Des nuisances sonores pas prévues
La dernière d'entre elles concerne les nuisances sonores provoquées par les passages des trains qui rouleront à 140 km/h. En avril dernier, le maire PCF de La Courneuve dénonçait devant la presse le "fracas" sonore à travers une simulation audio. "Tous subiront le passage de ces trains toutes les sept minutes. Et comme vous pouvez le constater, un train à 140 km/h, cela fait du bruit. Beaucoup de bruit!", dénonçait-il, évoquant les conséquences de ces "150 trains par jour".
Avec d'autres maires de communes traversées par le CDG Express, Gilles Poux a interpellé l'Etat qui, selon Le Parisien, va lancer de nouvelles études d’impact. "Les nouvelles études consisteront à intégrer les dernières évolutions urbaines et à tenir compte des meilleures techniques de modélisation disponibles aujourd’hui", confirme auprès de nos confrères la préfecture de la région. Les conclusions sont attendues en 2026.
La préfecture se veut néanmoins rassurante, assurant que l’Etat s’est beaucoup impliqué avec ses partenaires pour financer des protections (comme des murs anti-bruits) au-delà de ce qu’impose la réglementation (73 décibels en journée et 68 décibels la nuit) et promet que des protections supplémentaires pour des logements près des voies seront installées. Insuffisant pour le maire de La Courneuve qui exige un mur antibruit sur 700 mètres de longueur pour protéger les riverains de sa commune.

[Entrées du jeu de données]
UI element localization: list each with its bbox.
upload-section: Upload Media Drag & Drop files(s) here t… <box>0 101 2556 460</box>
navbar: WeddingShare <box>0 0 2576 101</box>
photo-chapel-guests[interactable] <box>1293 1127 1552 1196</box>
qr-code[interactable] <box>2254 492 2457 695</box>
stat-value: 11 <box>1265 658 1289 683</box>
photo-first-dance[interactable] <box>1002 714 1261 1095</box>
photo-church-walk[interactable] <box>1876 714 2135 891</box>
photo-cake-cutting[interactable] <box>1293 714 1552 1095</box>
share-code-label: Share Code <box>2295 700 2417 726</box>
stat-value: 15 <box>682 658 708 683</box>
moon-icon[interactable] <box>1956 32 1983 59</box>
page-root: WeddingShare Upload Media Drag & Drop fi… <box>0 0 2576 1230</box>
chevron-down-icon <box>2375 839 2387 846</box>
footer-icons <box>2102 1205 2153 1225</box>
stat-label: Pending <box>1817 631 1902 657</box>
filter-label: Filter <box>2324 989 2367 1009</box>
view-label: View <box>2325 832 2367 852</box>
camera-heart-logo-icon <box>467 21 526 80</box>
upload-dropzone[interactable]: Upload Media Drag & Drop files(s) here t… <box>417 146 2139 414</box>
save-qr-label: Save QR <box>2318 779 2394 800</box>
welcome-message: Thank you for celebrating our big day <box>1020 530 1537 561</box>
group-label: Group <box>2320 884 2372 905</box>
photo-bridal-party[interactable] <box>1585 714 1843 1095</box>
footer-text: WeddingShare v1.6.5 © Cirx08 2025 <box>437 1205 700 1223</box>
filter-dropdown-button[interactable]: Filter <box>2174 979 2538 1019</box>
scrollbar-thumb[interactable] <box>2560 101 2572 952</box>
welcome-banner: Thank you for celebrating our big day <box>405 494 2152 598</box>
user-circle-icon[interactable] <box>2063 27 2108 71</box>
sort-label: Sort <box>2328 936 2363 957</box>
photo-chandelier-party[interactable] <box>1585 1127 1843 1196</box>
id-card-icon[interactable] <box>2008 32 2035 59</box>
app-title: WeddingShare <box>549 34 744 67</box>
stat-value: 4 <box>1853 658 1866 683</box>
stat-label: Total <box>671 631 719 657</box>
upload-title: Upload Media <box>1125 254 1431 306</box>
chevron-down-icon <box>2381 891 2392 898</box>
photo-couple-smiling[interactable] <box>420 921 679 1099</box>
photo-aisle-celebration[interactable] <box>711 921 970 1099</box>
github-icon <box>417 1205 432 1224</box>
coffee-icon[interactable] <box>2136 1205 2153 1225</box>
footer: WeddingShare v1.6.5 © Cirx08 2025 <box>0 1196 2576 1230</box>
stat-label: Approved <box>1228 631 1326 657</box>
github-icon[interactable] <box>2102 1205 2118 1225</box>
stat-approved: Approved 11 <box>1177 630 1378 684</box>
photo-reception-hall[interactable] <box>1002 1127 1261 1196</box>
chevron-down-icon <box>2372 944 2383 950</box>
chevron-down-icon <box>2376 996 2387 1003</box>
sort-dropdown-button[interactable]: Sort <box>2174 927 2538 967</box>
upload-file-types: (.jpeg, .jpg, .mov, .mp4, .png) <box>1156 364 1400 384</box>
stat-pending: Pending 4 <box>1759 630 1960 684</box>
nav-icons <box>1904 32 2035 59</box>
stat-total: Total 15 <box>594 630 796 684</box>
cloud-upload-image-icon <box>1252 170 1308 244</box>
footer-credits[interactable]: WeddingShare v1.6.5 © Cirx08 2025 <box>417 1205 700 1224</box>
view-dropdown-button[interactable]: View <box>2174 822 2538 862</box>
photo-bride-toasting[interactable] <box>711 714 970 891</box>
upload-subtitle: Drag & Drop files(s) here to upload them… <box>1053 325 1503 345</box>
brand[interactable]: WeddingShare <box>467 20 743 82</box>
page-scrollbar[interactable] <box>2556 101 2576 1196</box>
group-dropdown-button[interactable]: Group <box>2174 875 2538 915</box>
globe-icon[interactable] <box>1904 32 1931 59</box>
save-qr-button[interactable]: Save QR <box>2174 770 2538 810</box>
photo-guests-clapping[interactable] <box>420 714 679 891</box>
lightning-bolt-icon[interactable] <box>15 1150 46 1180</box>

Série d'exercices:
**A)** À quelle vitesse rouleront les trains du CDG Express d'après le texte sur les nuisances sonores ?
**B)** Résumez en deux phrases le texte sur les nuisances sonores du CDG Express.
**C)** Quelles sont toutes les valeurs chiffrées que donne le texte sur les nuisances sonores du CDG Express ?

Corrigé des exercices:
**A)** À 140 km/h.

**B)** Le maire PCF de La Courneuve, Gilles Poux, a dénoncé le bruit des trains du CDG Express, qui rouleront à 140 km/h, et a interpellé l'État avec d'autres maires, ce qui doit aboutir à de nouvelles études d'impact dont les conclusions sont attendues en 2026. La préfecture affirme que l'État a financé des protections au-delà de la réglementation et en promet d'autres, mais le maire exige un mur antibruit de 700 mètres.

**C)**
- 140 km/h
- sept minutes
- 150 trains par jour
- 2026
- 73 décibels en journée
- 68 décibels la nuit
- 700 mètres